What to work on: Read the material below and count the lines holding the string "this". Give that count with nothing added.

Entries supplied:

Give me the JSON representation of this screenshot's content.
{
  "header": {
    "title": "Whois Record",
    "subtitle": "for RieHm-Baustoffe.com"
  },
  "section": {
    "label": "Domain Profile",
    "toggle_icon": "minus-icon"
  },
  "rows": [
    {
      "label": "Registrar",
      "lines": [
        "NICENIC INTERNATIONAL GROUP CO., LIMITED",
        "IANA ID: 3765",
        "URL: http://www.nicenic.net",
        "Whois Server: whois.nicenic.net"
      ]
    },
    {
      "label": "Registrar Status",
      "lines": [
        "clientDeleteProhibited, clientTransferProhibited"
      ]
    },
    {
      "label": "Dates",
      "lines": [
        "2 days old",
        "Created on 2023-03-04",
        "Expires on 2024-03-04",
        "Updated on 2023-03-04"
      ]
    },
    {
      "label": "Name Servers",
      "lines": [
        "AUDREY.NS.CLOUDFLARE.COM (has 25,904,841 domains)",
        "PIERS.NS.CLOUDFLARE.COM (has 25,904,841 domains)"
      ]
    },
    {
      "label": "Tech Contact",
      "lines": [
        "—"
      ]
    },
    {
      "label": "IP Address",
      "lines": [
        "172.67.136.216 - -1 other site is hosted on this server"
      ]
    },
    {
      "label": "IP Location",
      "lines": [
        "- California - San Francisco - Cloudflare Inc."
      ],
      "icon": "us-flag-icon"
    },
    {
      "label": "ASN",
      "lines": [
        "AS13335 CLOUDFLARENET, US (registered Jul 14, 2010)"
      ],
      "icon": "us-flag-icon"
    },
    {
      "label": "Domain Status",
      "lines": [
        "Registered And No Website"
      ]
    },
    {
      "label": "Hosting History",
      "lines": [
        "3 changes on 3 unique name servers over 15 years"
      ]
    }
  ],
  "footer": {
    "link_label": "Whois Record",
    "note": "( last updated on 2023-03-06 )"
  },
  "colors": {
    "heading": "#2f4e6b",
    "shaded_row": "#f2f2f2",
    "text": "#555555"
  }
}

Completed task: 2